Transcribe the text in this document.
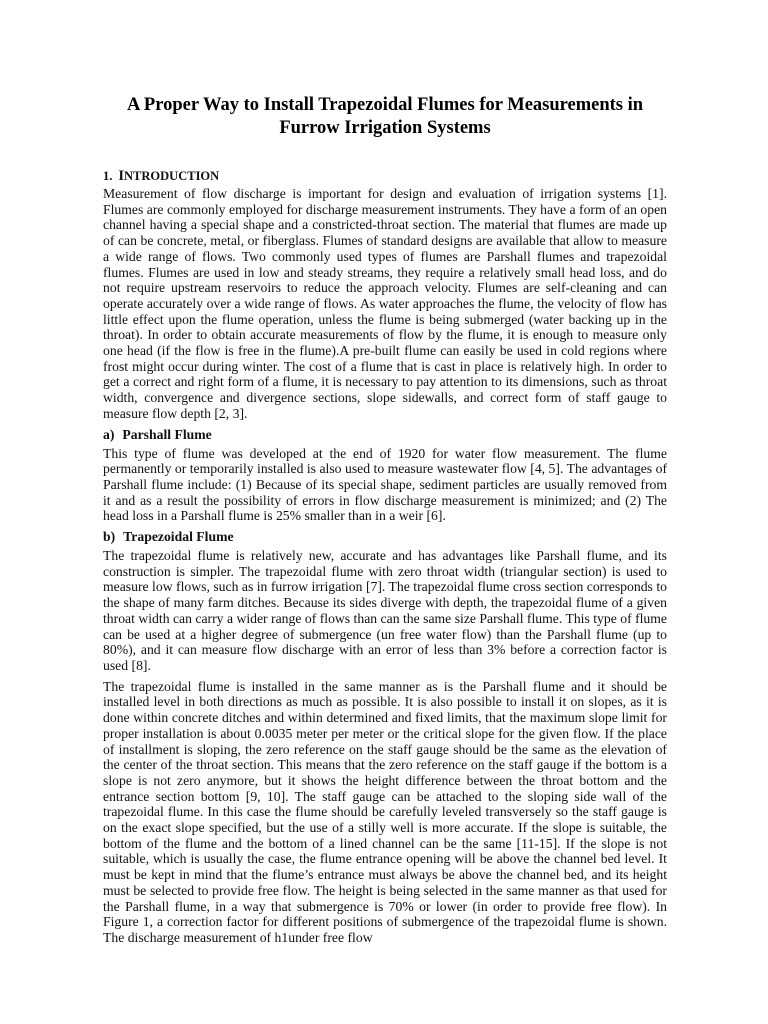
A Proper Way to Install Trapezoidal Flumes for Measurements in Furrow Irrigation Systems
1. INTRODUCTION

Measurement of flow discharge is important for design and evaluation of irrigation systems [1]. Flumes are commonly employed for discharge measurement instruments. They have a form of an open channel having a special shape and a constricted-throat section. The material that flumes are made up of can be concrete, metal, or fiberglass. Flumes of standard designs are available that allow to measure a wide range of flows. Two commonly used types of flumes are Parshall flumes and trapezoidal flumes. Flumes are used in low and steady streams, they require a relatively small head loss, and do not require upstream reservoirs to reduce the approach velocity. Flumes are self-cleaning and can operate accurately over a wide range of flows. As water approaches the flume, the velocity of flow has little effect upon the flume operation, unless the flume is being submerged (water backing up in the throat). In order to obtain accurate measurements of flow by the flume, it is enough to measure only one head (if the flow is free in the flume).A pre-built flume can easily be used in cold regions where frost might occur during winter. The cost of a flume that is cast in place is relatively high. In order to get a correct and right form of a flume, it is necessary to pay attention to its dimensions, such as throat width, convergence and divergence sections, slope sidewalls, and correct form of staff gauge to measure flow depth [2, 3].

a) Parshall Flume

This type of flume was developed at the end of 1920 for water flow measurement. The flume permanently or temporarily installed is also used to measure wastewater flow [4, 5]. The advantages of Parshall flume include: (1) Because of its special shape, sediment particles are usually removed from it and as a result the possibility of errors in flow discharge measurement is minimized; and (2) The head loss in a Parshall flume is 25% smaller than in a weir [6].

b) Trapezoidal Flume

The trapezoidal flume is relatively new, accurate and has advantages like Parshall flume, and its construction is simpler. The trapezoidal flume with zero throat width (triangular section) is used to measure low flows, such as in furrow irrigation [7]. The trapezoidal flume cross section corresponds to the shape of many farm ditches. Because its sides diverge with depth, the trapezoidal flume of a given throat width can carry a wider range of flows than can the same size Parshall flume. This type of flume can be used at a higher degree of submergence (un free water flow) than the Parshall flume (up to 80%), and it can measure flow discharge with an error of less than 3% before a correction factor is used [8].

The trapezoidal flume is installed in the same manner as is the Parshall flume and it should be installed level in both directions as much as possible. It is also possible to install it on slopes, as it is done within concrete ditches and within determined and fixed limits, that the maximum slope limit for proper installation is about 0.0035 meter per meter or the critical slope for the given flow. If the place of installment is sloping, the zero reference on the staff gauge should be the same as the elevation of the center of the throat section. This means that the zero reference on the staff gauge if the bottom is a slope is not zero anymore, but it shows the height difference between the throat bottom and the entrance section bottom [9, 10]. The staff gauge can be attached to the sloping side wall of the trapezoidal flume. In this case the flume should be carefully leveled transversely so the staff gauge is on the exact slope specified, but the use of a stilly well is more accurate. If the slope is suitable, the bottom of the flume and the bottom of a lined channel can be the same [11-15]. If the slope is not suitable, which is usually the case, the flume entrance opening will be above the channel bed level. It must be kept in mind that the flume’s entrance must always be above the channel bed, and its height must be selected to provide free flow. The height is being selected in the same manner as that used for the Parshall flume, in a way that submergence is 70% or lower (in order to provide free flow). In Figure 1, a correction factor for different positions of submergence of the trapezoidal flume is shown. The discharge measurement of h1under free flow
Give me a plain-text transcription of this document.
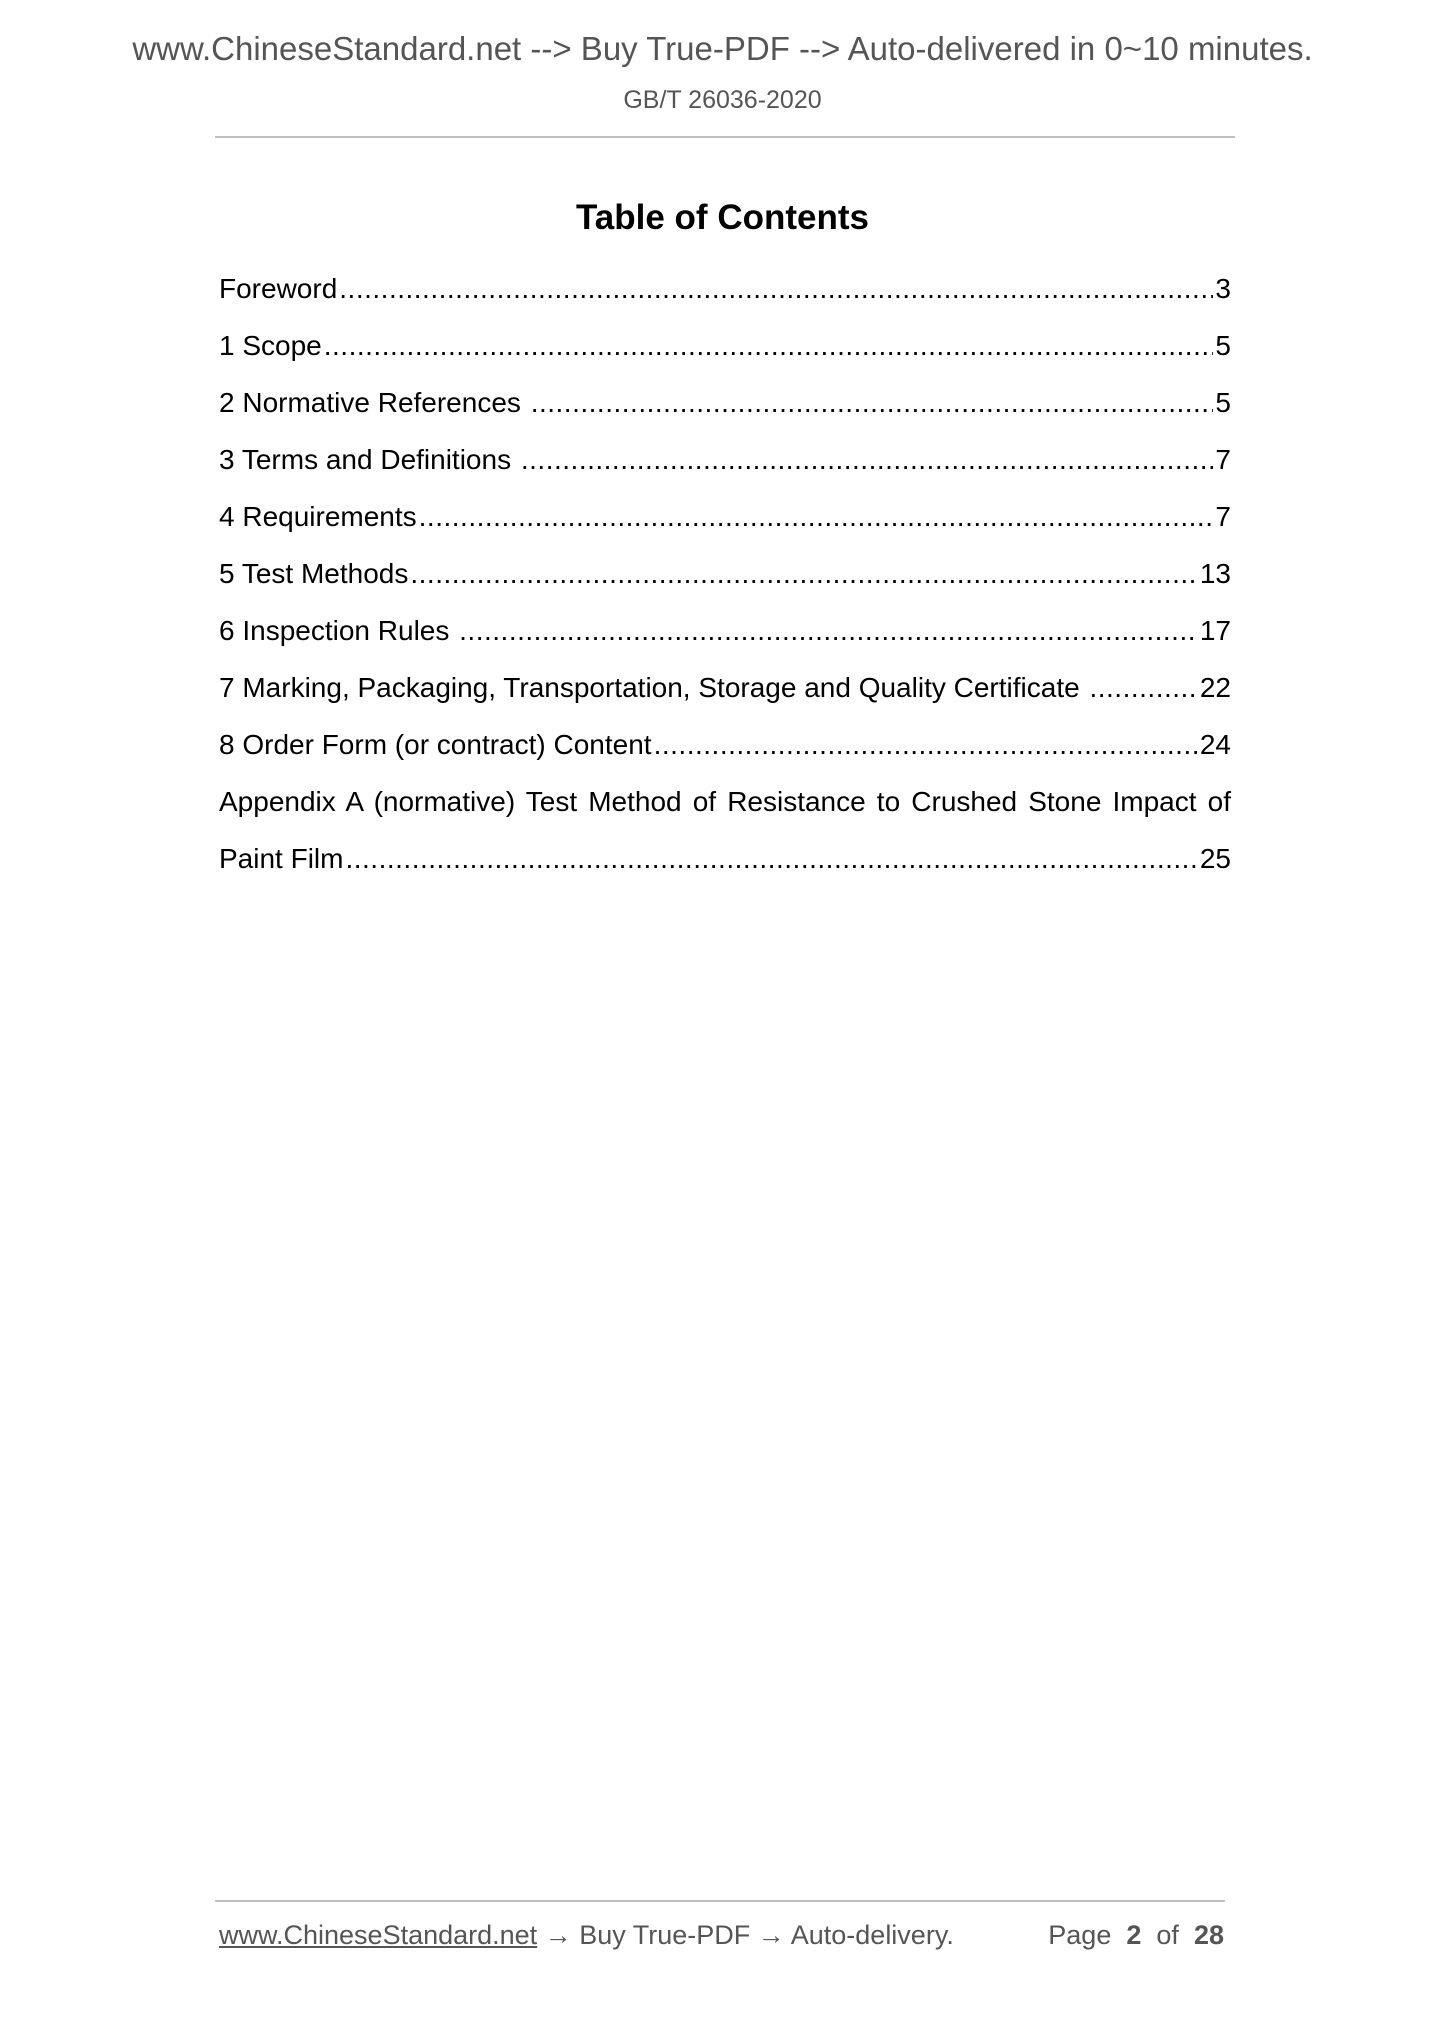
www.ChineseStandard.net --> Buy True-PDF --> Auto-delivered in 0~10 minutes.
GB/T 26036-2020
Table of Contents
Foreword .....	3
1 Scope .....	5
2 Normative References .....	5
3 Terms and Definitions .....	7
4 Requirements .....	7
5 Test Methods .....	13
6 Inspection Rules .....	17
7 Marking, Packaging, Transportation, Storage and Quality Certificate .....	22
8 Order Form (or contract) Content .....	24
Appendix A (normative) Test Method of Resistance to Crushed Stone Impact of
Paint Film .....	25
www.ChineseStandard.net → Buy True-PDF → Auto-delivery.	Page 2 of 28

### Task to complete
Pictures are not part of the copy; reproduce everything else in the records exactly.

### Right answer
Transcribe the text in this document.
A Proper Way to Install Trapezoidal Flumes for Measurements in Furrow Irrigation Systems
1. INTRODUCTION

Measurement of flow discharge is important for design and evaluation of irrigation systems [1]. Flumes are commonly employed for discharge measurement instruments. They have a form of an open channel having a special shape and a constricted-throat section. The material that flumes are made up of can be concrete, metal, or fiberglass. Flumes of standard designs are available that allow to measure a wide range of flows. Two commonly used types of flumes are Parshall flumes and trapezoidal flumes. Flumes are used in low and steady streams, they require a relatively small head loss, and do not require upstream reservoirs to reduce the approach velocity. Flumes are self-cleaning and can operate accurately over a wide range of flows. As water approaches the flume, the velocity of flow has little effect upon the flume operation, unless the flume is being submerged (water backing up in the throat). In order to obtain accurate measurements of flow by the flume, it is enough to measure only one head (if the flow is free in the flume).A pre-built flume can easily be used in cold regions where frost might occur during winter. The cost of a flume that is cast in place is relatively high. In order to get a correct and right form of a flume, it is necessary to pay attention to its dimensions, such as throat width, convergence and divergence sections, slope sidewalls, and correct form of staff gauge to measure flow depth [2, 3].

a) Parshall Flume

This type of flume was developed at the end of 1920 for water flow measurement. The flume permanently or temporarily installed is also used to measure wastewater flow [4, 5]. The advantages of Parshall flume include: (1) Because of its special shape, sediment particles are usually removed from it and as a result the possibility of errors in flow discharge measurement is minimized; and (2) The head loss in a Parshall flume is 25% smaller than in a weir [6].

b) Trapezoidal Flume

The trapezoidal flume is relatively new, accurate and has advantages like Parshall flume, and its construction is simpler. The trapezoidal flume with zero throat width (triangular section) is used to measure low flows, such as in furrow irrigation [7]. The trapezoidal flume cross section corresponds to the shape of many farm ditches. Because its sides diverge with depth, the trapezoidal flume of a given throat width can carry a wider range of flows than can the same size Parshall flume. This type of flume can be used at a higher degree of submergence (un free water flow) than the Parshall flume (up to 80%), and it can measure flow discharge with an error of less than 3% before a correction factor is used [8].

The trapezoidal flume is installed in the same manner as is the Parshall flume and it should be installed level in both directions as much as possible. It is also possible to install it on slopes, as it is done within concrete ditches and within determined and fixed limits, that the maximum slope limit for proper installation is about 0.0035 meter per meter or the critical slope for the given flow. If the place of installment is sloping, the zero reference on the staff gauge should be the same as the elevation of the center of the throat section. This means that the zero reference on the staff gauge if the bottom is a slope is not zero anymore, but it shows the height difference between the throat bottom and the entrance section bottom [9, 10]. The staff gauge can be attached to the sloping side wall of the trapezoidal flume. In this case the flume should be carefully leveled transversely so the staff gauge is on the exact slope specified, but the use of a stilly well is more accurate. If the slope is suitable, the bottom of the flume and the bottom of a lined channel can be the same [11-15]. If the slope is not suitable, which is usually the case, the flume entrance opening will be above the channel bed level. It must be kept in mind that the flume’s entrance must always be above the channel bed, and its height must be selected to provide free flow. The height is being selected in the same manner as that used for the Parshall flume, in a way that submergence is 70% or lower (in order to provide free flow). In Figure 1, a correction factor for different positions of submergence of the trapezoidal flume is shown. The discharge measurement of h1under free flow
Give me a plain-text transcription of this document.
www.ChineseStandard.net --> Buy True-PDF --> Auto-delivered in 0~10 minutes.
GB/T 26036-2020
Table of Contents
Foreword .....	3
1 Scope .....	5
2 Normative References .....	5
3 Terms and Definitions .....	7
4 Requirements .....	7
5 Test Methods .....	13
6 Inspection Rules .....	17
7 Marking, Packaging, Transportation, Storage and Quality Certificate .....	22
8 Order Form (or contract) Content .....	24
Appendix A (normative) Test Method of Resistance to Crushed Stone Impact of
Paint Film .....	25
www.ChineseStandard.net → Buy True-PDF → Auto-delivery.	Page 2 of 28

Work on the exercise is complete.